> **Your objective**:
Everything from the line containing "Convert this screenshot" through the last line of the records below should be printed exactly, please, and nothing else.

----- Records to use -----

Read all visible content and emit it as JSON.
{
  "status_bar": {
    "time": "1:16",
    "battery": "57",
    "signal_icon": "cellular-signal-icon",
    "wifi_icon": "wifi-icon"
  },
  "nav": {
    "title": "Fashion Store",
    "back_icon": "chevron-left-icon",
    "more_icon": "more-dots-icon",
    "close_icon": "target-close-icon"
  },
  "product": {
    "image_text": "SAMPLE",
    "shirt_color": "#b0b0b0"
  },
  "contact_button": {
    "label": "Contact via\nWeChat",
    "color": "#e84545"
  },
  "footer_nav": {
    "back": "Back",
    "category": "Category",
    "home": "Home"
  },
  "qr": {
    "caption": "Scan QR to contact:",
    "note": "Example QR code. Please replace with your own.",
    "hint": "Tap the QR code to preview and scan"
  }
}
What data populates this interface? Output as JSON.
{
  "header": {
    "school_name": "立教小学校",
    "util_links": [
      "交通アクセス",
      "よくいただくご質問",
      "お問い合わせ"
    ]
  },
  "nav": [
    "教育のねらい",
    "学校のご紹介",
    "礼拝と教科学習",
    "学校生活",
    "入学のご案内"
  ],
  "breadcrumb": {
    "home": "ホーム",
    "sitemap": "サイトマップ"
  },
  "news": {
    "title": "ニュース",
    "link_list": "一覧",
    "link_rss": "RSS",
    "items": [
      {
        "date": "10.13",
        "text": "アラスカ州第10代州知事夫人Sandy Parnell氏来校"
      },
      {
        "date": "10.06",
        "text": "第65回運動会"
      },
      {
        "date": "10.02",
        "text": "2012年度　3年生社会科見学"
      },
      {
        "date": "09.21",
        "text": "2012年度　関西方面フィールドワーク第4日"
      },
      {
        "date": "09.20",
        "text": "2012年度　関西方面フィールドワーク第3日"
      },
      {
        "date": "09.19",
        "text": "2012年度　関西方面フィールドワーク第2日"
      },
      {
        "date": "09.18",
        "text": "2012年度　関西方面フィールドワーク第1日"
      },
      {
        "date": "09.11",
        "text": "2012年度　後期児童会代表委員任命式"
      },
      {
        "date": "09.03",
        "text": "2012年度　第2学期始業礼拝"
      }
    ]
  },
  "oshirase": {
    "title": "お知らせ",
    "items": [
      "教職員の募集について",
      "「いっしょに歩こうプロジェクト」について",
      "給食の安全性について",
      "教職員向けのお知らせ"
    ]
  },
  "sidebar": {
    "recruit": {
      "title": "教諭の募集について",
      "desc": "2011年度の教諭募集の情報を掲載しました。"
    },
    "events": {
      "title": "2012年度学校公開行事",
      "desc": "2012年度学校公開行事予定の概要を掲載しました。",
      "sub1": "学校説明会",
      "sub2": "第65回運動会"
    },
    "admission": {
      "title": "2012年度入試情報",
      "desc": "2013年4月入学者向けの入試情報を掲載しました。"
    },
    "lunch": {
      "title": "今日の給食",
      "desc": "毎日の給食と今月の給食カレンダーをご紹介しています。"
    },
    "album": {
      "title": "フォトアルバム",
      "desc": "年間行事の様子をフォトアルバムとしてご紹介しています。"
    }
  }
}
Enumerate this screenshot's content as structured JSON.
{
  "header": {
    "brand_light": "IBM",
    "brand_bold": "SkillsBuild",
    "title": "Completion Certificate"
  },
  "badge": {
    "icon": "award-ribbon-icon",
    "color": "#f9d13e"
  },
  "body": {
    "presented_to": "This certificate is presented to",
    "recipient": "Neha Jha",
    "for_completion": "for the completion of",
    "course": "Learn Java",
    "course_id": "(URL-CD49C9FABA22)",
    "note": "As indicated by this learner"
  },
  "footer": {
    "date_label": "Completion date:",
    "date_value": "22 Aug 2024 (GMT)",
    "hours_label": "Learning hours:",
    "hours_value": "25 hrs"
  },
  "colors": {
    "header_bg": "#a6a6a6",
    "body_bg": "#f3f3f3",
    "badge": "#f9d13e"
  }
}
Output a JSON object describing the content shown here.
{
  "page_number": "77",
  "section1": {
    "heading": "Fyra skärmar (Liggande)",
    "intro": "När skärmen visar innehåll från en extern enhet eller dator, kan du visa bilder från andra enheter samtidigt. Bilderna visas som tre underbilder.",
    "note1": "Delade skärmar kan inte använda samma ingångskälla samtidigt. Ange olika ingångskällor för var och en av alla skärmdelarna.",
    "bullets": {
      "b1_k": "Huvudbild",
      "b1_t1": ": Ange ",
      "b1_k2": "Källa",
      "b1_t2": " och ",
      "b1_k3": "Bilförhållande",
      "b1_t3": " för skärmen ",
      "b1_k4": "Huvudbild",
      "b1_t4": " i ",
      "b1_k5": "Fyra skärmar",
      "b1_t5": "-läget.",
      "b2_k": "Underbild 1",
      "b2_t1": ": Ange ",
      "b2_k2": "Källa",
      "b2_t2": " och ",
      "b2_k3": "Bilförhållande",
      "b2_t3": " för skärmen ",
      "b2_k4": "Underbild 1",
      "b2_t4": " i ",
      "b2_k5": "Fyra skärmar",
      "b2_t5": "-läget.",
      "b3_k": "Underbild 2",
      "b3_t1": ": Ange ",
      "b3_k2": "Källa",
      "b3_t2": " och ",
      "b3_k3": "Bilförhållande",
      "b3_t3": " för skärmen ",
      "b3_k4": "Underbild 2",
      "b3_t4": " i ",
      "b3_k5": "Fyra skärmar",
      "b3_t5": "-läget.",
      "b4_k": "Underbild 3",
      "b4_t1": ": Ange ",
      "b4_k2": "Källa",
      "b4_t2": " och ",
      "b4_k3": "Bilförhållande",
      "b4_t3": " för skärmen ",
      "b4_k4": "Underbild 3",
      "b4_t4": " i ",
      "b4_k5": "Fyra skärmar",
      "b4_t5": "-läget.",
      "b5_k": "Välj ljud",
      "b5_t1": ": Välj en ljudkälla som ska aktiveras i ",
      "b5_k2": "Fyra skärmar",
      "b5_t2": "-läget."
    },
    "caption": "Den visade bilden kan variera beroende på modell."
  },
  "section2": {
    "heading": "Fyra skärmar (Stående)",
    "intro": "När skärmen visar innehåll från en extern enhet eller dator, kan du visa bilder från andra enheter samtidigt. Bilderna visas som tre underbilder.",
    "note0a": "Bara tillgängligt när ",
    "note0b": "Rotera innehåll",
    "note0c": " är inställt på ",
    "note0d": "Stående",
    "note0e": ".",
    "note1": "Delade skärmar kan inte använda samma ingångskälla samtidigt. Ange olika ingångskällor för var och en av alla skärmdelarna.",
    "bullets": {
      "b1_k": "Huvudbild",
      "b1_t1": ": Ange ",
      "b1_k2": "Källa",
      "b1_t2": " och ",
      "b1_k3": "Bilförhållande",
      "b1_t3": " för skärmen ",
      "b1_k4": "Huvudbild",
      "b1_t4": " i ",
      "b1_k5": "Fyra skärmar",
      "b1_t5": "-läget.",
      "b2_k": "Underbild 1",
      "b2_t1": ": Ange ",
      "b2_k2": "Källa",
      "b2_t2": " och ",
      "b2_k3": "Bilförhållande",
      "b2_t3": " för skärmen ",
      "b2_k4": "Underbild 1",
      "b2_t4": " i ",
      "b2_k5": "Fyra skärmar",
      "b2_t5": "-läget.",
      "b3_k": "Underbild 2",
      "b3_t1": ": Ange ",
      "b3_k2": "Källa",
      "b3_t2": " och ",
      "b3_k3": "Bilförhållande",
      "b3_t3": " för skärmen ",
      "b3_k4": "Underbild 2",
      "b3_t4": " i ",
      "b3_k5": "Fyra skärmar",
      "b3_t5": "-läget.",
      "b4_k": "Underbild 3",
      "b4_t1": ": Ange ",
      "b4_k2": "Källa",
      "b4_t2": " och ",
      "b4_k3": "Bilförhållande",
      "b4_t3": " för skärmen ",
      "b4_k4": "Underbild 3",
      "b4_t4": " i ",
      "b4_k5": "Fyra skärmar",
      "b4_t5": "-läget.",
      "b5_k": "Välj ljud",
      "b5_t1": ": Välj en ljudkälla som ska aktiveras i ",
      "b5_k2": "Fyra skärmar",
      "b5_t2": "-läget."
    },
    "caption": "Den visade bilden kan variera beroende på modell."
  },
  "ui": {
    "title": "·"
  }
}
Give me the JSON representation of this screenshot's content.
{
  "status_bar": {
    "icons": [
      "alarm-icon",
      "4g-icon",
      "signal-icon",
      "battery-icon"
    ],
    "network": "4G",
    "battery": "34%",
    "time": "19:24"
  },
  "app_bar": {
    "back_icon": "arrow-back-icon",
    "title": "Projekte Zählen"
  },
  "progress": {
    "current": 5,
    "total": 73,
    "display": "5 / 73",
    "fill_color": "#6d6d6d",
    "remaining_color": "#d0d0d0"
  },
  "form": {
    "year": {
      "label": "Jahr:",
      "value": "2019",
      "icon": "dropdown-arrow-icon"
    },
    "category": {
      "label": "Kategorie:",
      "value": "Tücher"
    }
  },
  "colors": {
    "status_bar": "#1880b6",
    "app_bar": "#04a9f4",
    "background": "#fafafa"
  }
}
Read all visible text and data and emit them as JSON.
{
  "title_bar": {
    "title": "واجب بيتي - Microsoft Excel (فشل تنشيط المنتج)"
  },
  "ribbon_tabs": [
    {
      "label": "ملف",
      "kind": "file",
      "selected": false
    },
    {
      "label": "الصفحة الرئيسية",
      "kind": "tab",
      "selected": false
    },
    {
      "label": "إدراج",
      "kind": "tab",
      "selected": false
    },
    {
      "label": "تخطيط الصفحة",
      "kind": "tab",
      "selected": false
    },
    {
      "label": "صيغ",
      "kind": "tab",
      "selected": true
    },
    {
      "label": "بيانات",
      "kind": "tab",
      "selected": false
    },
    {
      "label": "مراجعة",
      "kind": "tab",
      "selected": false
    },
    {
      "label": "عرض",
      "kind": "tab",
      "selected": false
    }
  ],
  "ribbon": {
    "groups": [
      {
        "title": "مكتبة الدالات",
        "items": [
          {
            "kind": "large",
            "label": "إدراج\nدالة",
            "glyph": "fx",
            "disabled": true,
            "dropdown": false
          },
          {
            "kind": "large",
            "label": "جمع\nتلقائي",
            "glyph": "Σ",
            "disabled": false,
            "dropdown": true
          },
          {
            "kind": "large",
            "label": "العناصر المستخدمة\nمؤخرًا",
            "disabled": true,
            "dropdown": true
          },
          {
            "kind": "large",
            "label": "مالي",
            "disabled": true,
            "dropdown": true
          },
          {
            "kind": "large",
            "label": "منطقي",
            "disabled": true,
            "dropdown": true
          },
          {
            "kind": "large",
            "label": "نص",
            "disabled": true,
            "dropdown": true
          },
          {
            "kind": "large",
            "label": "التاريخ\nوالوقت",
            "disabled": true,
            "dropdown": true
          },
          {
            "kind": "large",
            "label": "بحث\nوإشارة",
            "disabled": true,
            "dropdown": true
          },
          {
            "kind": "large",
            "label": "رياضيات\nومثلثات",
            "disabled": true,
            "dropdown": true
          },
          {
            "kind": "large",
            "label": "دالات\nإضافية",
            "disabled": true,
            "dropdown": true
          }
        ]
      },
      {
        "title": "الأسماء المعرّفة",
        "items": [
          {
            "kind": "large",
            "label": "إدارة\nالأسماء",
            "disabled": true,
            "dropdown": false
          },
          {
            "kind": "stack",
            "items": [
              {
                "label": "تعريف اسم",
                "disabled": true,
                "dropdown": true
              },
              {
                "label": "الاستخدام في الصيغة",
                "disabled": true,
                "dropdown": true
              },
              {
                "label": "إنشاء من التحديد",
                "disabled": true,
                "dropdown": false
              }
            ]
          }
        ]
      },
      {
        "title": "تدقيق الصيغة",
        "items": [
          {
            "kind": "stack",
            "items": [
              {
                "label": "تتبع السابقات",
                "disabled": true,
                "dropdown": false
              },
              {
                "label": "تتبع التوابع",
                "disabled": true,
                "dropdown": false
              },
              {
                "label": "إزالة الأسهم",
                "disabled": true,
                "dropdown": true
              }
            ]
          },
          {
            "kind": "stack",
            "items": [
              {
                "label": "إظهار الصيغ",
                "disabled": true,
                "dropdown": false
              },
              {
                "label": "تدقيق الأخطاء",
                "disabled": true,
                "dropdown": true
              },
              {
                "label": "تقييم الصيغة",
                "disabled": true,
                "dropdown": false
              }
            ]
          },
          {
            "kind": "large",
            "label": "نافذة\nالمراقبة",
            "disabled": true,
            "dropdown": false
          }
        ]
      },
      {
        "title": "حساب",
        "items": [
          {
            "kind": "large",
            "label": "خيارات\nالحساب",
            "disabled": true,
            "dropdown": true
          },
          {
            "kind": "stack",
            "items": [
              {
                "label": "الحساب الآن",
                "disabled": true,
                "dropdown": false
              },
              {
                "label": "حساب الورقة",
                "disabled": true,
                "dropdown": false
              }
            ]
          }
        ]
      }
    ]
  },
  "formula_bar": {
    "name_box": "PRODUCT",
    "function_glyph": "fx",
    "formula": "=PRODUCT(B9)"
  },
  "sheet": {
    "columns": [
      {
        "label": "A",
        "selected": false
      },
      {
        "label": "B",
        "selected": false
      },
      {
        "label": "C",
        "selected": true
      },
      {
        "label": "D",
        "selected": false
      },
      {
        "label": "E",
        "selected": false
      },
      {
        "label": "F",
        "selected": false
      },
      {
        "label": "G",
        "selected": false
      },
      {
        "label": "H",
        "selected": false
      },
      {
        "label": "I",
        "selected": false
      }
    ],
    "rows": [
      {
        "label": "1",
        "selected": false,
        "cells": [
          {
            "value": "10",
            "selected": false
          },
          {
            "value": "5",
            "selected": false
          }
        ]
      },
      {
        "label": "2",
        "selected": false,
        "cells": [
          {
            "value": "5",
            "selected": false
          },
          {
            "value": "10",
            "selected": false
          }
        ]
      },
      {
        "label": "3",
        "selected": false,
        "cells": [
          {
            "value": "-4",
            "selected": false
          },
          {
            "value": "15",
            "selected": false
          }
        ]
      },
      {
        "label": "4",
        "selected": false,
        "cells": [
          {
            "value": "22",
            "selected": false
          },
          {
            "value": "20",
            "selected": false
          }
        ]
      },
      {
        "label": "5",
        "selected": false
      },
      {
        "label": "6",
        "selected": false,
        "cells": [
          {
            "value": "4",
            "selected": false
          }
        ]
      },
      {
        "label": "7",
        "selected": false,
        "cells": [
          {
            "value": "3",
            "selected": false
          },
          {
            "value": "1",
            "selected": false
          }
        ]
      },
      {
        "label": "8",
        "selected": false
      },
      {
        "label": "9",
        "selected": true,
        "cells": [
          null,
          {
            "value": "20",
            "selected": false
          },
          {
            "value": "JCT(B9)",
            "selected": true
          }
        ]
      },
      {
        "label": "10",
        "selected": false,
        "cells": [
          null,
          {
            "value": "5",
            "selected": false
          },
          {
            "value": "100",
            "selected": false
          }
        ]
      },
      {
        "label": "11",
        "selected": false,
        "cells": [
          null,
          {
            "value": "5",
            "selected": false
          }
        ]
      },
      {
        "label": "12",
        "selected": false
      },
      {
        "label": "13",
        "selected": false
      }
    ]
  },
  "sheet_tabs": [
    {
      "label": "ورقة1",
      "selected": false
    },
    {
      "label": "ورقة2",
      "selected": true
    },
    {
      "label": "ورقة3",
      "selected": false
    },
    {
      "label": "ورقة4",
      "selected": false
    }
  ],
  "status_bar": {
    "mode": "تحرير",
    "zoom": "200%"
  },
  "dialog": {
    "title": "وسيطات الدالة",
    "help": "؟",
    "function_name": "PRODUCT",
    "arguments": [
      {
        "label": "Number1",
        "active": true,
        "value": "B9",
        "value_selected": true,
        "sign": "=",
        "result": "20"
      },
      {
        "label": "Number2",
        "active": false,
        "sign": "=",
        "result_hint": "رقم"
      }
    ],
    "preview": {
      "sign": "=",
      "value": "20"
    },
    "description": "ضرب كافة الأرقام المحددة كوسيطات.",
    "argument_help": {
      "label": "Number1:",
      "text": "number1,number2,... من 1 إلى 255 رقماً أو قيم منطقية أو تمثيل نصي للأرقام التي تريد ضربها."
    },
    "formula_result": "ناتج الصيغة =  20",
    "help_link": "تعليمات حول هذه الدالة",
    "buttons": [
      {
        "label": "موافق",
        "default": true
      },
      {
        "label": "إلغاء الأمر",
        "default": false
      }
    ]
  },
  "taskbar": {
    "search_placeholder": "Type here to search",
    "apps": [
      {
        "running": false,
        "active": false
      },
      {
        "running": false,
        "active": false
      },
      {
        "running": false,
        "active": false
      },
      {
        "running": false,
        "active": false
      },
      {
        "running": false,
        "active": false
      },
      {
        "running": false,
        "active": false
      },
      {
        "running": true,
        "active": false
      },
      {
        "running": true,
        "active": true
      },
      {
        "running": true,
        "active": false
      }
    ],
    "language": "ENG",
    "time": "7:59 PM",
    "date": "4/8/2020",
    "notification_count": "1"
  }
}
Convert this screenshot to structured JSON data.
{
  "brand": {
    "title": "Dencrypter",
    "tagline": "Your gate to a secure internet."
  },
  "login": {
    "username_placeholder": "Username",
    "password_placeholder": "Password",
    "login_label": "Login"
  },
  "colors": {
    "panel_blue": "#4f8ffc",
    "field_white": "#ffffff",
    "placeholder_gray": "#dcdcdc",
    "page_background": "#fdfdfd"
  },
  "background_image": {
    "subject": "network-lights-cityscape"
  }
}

-----

> **Response below**:
Convert this screenshot to structured JSON data.
{
  "brand": {
    "title": "Dencrypter",
    "tagline": "Your gate to a secure internet."
  },
  "login": {
    "username_placeholder": "Username",
    "password_placeholder": "Password",
    "login_label": "Login"
  },
  "colors": {
    "panel_blue": "#4f8ffc",
    "field_white": "#ffffff",
    "placeholder_gray": "#dcdcdc",
    "page_background": "#fdfdfd"
  },
  "background_image": {
    "subject": "network-lights-cityscape"
  }
}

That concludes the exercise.